%%

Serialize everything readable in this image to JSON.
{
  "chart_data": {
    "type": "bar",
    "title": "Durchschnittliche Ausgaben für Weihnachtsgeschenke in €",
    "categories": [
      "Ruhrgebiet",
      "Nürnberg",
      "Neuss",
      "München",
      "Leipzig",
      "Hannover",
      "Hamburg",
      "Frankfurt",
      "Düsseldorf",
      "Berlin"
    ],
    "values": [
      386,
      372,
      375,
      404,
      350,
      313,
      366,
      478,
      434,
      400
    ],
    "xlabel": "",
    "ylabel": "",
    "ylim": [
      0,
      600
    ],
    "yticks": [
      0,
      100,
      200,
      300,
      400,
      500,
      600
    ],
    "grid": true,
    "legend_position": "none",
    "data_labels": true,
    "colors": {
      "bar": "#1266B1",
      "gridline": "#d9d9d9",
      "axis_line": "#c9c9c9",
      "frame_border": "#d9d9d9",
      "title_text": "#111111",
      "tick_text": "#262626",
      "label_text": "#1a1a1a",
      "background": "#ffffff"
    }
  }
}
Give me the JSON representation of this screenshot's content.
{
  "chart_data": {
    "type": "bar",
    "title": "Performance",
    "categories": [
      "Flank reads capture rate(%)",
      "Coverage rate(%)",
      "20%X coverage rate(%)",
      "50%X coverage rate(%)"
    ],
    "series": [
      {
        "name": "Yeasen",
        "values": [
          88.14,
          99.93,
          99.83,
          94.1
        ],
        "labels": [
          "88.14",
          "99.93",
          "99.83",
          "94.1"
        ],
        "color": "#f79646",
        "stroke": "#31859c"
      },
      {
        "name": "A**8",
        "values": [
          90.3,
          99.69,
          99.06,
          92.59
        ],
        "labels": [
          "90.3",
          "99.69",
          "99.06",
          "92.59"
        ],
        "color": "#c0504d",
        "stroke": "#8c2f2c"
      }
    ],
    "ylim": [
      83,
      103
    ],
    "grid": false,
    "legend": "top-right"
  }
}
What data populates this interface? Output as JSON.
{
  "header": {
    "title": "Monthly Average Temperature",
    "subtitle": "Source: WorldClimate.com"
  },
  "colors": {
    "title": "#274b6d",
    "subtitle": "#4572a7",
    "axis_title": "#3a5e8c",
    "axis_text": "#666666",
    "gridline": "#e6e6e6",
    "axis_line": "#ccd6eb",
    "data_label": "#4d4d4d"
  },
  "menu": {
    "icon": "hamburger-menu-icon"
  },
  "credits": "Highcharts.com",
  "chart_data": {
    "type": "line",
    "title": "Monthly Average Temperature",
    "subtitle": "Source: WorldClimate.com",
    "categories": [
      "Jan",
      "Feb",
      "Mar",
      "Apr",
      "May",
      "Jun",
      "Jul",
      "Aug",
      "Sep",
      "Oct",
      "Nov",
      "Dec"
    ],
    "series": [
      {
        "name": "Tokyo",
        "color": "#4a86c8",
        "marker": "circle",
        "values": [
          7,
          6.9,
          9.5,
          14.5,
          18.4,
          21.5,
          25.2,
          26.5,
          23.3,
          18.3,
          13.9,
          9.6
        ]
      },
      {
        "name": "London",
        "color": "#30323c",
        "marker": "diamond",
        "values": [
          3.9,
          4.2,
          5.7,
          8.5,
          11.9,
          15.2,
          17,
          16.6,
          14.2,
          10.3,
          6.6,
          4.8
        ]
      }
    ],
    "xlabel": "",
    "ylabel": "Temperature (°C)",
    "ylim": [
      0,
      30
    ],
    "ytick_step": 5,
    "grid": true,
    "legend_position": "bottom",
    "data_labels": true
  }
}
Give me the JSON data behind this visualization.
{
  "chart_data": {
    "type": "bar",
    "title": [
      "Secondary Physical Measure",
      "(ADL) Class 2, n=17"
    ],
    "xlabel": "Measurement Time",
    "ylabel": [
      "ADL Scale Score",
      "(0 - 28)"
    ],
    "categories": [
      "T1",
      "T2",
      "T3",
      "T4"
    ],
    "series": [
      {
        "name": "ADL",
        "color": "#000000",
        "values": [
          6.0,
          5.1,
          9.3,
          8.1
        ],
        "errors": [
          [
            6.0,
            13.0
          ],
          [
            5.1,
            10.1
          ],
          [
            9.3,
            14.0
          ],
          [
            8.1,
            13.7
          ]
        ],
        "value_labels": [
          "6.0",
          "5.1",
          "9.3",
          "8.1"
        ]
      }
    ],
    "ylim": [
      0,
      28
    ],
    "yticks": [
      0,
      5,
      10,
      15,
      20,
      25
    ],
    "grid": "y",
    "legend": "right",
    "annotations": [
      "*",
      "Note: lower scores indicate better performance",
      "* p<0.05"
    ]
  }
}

%%

WORK INSTRUCTIONS
Go through the material and copy out every line with "this" in it.

RESPONSE
Serialize everything readable in this image to JSON.
Give me the JSON representation of this screenshot's content.
What data populates this interface? Output as JSON.
Give me the JSON data behind this visualization.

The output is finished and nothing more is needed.